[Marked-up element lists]
▬▬▬▬▬▬

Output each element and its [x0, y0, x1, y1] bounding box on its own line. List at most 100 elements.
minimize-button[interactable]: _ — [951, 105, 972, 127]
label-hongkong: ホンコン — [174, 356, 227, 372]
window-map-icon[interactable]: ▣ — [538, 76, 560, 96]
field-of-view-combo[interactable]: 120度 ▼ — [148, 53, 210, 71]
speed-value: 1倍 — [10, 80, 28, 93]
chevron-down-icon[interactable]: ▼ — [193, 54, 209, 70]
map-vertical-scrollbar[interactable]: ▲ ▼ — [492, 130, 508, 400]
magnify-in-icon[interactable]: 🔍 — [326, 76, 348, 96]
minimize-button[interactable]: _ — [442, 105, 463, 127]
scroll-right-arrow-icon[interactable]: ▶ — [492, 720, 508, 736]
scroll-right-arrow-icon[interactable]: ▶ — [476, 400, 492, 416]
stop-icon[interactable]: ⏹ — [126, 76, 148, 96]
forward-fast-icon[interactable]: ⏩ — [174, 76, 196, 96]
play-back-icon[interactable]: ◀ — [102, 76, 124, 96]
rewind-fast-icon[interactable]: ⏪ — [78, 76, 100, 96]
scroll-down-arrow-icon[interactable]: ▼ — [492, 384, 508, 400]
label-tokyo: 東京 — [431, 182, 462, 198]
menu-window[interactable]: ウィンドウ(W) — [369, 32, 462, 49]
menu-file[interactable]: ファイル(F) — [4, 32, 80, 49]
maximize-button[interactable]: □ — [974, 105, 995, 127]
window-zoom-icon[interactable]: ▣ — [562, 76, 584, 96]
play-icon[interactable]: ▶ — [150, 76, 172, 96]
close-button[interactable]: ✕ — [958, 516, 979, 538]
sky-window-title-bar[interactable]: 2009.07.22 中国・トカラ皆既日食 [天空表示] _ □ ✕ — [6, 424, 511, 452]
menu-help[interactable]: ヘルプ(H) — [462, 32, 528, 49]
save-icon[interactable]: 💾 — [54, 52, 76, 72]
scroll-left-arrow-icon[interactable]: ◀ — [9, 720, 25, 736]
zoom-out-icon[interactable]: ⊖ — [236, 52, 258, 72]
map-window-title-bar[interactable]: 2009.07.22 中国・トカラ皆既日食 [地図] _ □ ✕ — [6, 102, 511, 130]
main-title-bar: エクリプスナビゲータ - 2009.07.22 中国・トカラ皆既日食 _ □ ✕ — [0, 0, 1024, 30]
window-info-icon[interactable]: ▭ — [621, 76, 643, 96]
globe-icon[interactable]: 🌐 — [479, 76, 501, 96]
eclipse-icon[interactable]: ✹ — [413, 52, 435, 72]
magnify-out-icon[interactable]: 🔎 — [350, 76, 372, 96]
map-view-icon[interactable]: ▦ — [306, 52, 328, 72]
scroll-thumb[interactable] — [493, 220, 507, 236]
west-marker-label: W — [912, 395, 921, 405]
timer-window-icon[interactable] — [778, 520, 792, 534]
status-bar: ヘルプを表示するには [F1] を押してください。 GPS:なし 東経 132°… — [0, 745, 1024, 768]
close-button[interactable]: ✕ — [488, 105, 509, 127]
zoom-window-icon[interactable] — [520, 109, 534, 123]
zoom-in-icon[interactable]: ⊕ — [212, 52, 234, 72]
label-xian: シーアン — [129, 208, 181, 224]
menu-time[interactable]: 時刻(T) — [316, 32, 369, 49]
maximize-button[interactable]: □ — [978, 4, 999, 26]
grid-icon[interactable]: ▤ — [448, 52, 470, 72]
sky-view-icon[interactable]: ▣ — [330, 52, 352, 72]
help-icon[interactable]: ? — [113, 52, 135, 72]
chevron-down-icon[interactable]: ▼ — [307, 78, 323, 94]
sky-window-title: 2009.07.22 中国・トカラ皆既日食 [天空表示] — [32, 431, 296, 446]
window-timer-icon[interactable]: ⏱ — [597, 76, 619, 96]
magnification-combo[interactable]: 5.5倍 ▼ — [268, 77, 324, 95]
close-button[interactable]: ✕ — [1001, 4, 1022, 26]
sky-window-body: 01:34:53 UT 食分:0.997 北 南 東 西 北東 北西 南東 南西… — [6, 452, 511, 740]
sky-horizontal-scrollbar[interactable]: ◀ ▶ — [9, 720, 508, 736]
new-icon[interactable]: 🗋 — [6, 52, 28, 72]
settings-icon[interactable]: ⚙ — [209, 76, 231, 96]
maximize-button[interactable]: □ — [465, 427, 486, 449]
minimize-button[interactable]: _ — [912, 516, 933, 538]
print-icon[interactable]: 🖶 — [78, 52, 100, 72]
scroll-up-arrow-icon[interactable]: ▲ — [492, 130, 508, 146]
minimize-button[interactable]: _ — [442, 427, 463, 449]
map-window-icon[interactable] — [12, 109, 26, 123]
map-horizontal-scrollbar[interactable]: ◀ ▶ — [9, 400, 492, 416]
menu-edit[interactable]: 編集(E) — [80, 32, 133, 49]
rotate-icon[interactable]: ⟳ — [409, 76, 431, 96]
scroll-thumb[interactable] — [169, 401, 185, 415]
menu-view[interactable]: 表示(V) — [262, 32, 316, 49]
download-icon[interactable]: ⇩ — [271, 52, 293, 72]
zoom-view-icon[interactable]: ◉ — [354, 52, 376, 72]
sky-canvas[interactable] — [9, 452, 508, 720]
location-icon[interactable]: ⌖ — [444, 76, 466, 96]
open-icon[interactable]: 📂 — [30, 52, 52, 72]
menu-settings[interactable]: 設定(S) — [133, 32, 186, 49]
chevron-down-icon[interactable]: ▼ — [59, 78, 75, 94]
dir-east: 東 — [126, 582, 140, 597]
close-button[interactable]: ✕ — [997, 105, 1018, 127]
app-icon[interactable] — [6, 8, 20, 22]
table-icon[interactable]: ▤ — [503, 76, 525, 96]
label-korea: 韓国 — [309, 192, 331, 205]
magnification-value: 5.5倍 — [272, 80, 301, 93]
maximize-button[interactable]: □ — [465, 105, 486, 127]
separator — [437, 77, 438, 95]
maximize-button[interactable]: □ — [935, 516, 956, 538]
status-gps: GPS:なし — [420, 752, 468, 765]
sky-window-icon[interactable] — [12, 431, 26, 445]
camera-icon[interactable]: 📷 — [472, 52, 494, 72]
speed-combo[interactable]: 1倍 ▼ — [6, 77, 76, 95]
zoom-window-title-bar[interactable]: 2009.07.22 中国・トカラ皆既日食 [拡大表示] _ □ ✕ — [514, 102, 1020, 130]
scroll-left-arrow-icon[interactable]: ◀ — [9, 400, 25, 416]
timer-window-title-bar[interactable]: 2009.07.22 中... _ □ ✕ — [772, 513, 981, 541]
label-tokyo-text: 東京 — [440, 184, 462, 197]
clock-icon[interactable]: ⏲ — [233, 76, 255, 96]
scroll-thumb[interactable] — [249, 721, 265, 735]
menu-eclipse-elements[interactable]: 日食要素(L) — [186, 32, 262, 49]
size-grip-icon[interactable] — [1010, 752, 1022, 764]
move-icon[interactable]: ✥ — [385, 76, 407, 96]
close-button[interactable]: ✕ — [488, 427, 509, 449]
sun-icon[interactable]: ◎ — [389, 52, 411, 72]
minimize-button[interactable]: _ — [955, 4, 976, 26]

▬▬▬▬▬▬

_EXERCISE INSTRUCTIONS_. Retype every one of the lines above, character for character.

_ANSWER TO THE TASK_.
Output each element and its [x0, y0, x1, y1] bounding box on its own line. List at most 100 elements.
minimize-button[interactable]: _ — [951, 105, 972, 127]
label-hongkong: ホンコン — [174, 356, 227, 372]
window-map-icon[interactable]: ▣ — [538, 76, 560, 96]
field-of-view-combo[interactable]: 120度 ▼ — [148, 53, 210, 71]
speed-value: 1倍 — [10, 80, 28, 93]
chevron-down-icon[interactable]: ▼ — [193, 54, 209, 70]
map-vertical-scrollbar[interactable]: ▲ ▼ — [492, 130, 508, 400]
magnify-in-icon[interactable]: 🔍 — [326, 76, 348, 96]
minimize-button[interactable]: _ — [442, 105, 463, 127]
scroll-right-arrow-icon[interactable]: ▶ — [492, 720, 508, 736]
scroll-right-arrow-icon[interactable]: ▶ — [476, 400, 492, 416]
stop-icon[interactable]: ⏹ — [126, 76, 148, 96]
forward-fast-icon[interactable]: ⏩ — [174, 76, 196, 96]
play-back-icon[interactable]: ◀ — [102, 76, 124, 96]
rewind-fast-icon[interactable]: ⏪ — [78, 76, 100, 96]
scroll-down-arrow-icon[interactable]: ▼ — [492, 384, 508, 400]
label-tokyo: 東京 — [431, 182, 462, 198]
menu-window[interactable]: ウィンドウ(W) — [369, 32, 462, 49]
menu-file[interactable]: ファイル(F) — [4, 32, 80, 49]
maximize-button[interactable]: □ — [974, 105, 995, 127]
window-zoom-icon[interactable]: ▣ — [562, 76, 584, 96]
play-icon[interactable]: ▶ — [150, 76, 172, 96]
close-button[interactable]: ✕ — [958, 516, 979, 538]
sky-window-title-bar[interactable]: 2009.07.22 中国・トカラ皆既日食 [天空表示] _ □ ✕ — [6, 424, 511, 452]
menu-help[interactable]: ヘルプ(H) — [462, 32, 528, 49]
save-icon[interactable]: 💾 — [54, 52, 76, 72]
scroll-left-arrow-icon[interactable]: ◀ — [9, 720, 25, 736]
zoom-out-icon[interactable]: ⊖ — [236, 52, 258, 72]
map-window-title-bar[interactable]: 2009.07.22 中国・トカラ皆既日食 [地図] _ □ ✕ — [6, 102, 511, 130]
main-title-bar: エクリプスナビゲータ - 2009.07.22 中国・トカラ皆既日食 _ □ ✕ — [0, 0, 1024, 30]
window-info-icon[interactable]: ▭ — [621, 76, 643, 96]
globe-icon[interactable]: 🌐 — [479, 76, 501, 96]
eclipse-icon[interactable]: ✹ — [413, 52, 435, 72]
magnify-out-icon[interactable]: 🔎 — [350, 76, 372, 96]
map-view-icon[interactable]: ▦ — [306, 52, 328, 72]
scroll-thumb[interactable] — [493, 220, 507, 236]
west-marker-label: W — [912, 395, 921, 405]
timer-window-icon[interactable] — [778, 520, 792, 534]
status-bar: ヘルプを表示するには [F1] を押してください。 GPS:なし 東経 132°… — [0, 745, 1024, 768]
close-button[interactable]: ✕ — [488, 105, 509, 127]
zoom-window-icon[interactable] — [520, 109, 534, 123]
zoom-in-icon[interactable]: ⊕ — [212, 52, 234, 72]
label-xian: シーアン — [129, 208, 181, 224]
menu-time[interactable]: 時刻(T) — [316, 32, 369, 49]
maximize-button[interactable]: □ — [978, 4, 999, 26]
grid-icon[interactable]: ▤ — [448, 52, 470, 72]
sky-view-icon[interactable]: ▣ — [330, 52, 352, 72]
help-icon[interactable]: ? — [113, 52, 135, 72]
chevron-down-icon[interactable]: ▼ — [307, 78, 323, 94]
sky-window-title: 2009.07.22 中国・トカラ皆既日食 [天空表示] — [32, 431, 296, 446]
window-timer-icon[interactable]: ⏱ — [597, 76, 619, 96]
magnification-combo[interactable]: 5.5倍 ▼ — [268, 77, 324, 95]
close-button[interactable]: ✕ — [1001, 4, 1022, 26]
sky-window-body: 01:34:53 UT 食分:0.997 北 南 東 西 北東 北西 南東 南西… — [6, 452, 511, 740]
sky-horizontal-scrollbar[interactable]: ◀ ▶ — [9, 720, 508, 736]
new-icon[interactable]: 🗋 — [6, 52, 28, 72]
settings-icon[interactable]: ⚙ — [209, 76, 231, 96]
maximize-button[interactable]: □ — [465, 427, 486, 449]
minimize-button[interactable]: _ — [912, 516, 933, 538]
print-icon[interactable]: 🖶 — [78, 52, 100, 72]
scroll-up-arrow-icon[interactable]: ▲ — [492, 130, 508, 146]
minimize-button[interactable]: _ — [442, 427, 463, 449]
map-window-icon[interactable] — [12, 109, 26, 123]
map-horizontal-scrollbar[interactable]: ◀ ▶ — [9, 400, 492, 416]
menu-edit[interactable]: 編集(E) — [80, 32, 133, 49]
rotate-icon[interactable]: ⟳ — [409, 76, 431, 96]
scroll-thumb[interactable] — [169, 401, 185, 415]
menu-view[interactable]: 表示(V) — [262, 32, 316, 49]
download-icon[interactable]: ⇩ — [271, 52, 293, 72]
zoom-view-icon[interactable]: ◉ — [354, 52, 376, 72]
sky-canvas[interactable] — [9, 452, 508, 720]
location-icon[interactable]: ⌖ — [444, 76, 466, 96]
open-icon[interactable]: 📂 — [30, 52, 52, 72]
menu-settings[interactable]: 設定(S) — [133, 32, 186, 49]
chevron-down-icon[interactable]: ▼ — [59, 78, 75, 94]
dir-east: 東 — [126, 582, 140, 597]
close-button[interactable]: ✕ — [997, 105, 1018, 127]
app-icon[interactable] — [6, 8, 20, 22]
table-icon[interactable]: ▤ — [503, 76, 525, 96]
label-korea: 韓国 — [309, 192, 331, 205]
magnification-value: 5.5倍 — [272, 80, 301, 93]
maximize-button[interactable]: □ — [465, 105, 486, 127]
separator — [437, 77, 438, 95]
maximize-button[interactable]: □ — [935, 516, 956, 538]
status-gps: GPS:なし — [420, 752, 468, 765]
sky-window-icon[interactable] — [12, 431, 26, 445]
camera-icon[interactable]: 📷 — [472, 52, 494, 72]
speed-combo[interactable]: 1倍 ▼ — [6, 77, 76, 95]
zoom-window-title-bar[interactable]: 2009.07.22 中国・トカラ皆既日食 [拡大表示] _ □ ✕ — [514, 102, 1020, 130]
scroll-left-arrow-icon[interactable]: ◀ — [9, 400, 25, 416]
timer-window-title-bar[interactable]: 2009.07.22 中... _ □ ✕ — [772, 513, 981, 541]
label-tokyo-text: 東京 — [440, 184, 462, 197]
clock-icon[interactable]: ⏲ — [233, 76, 255, 96]
scroll-thumb[interactable] — [249, 721, 265, 735]
menu-eclipse-elements[interactable]: 日食要素(L) — [186, 32, 262, 49]
size-grip-icon[interactable] — [1010, 752, 1022, 764]
move-icon[interactable]: ✥ — [385, 76, 407, 96]
close-button[interactable]: ✕ — [488, 427, 509, 449]
sun-icon[interactable]: ◎ — [389, 52, 411, 72]
minimize-button[interactable]: _ — [955, 4, 976, 26]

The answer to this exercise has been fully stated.